## [PROBLEM DESCRIPTION]
Examine the material below. Gather every line in which the string "Count" appears.

------------------------------------------------------------------------

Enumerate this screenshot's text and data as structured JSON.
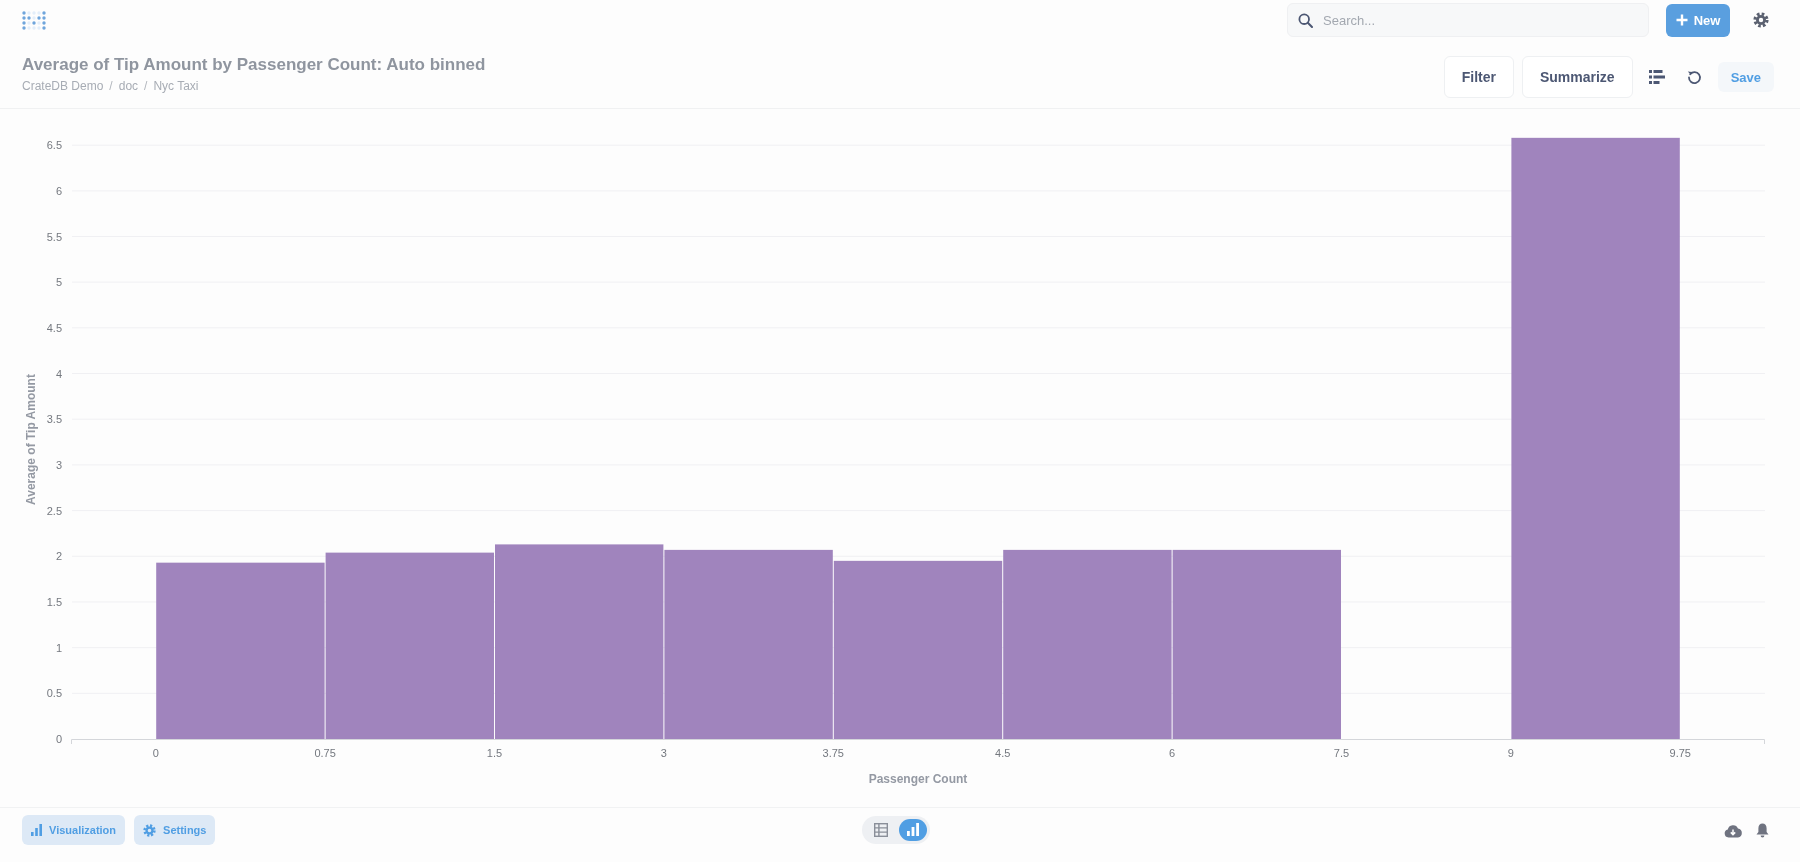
{
  "top_nav": {
    "search": {
      "placeholder": "Search..."
    },
    "new_button": {
      "label": "New"
    }
  },
  "question": {
    "title": "Average of Tip Amount by Passenger Count: Auto binned",
    "breadcrumb": [
      {
        "text": "CrateDB Demo",
        "separator": "/"
      },
      {
        "text": "doc",
        "separator": "/"
      },
      {
        "text": "Nyc Taxi"
      }
    ],
    "buttons": [
      "Filter",
      "Summarize"
    ],
    "save_button": {
      "label": "Save"
    }
  },
  "chart": {
    "chart_data": {
      "type": "bar",
      "xlabel": "Passenger Count",
      "ylabel": "Average of Tip Amount",
      "categories": [
        "0",
        "0.75",
        "1.5",
        "3",
        "3.75",
        "4.5",
        "6",
        "7.5",
        "9",
        "9.75"
      ],
      "series": [
        {
          "color": "#a084bd",
          "values": [
            1.93,
            2.04,
            2.13,
            2.07,
            1.95,
            2.07,
            2.07,
            null,
            6.58,
            null
          ]
        }
      ],
      "yticks": [
        0,
        0.5,
        1,
        1.5,
        2,
        2.5,
        3,
        3.5,
        4,
        4.5,
        5,
        5.5,
        6,
        6.5
      ],
      "ylim": [
        0,
        6.6
      ],
      "grid": true
    }
  },
  "footer": {
    "buttons": [
      {
        "label": "Visualization"
      },
      {
        "label": "Settings"
      }
    ],
    "view_toggle": [
      {
        "selected": false
      },
      {
        "selected": true
      }
    ]
  }
}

------------------------------------------------------------------------

## [SOLVED PROBLEM]
    "title": "Average of Tip Amount by Passenger Count: Auto binned",
      "xlabel": "Passenger Count",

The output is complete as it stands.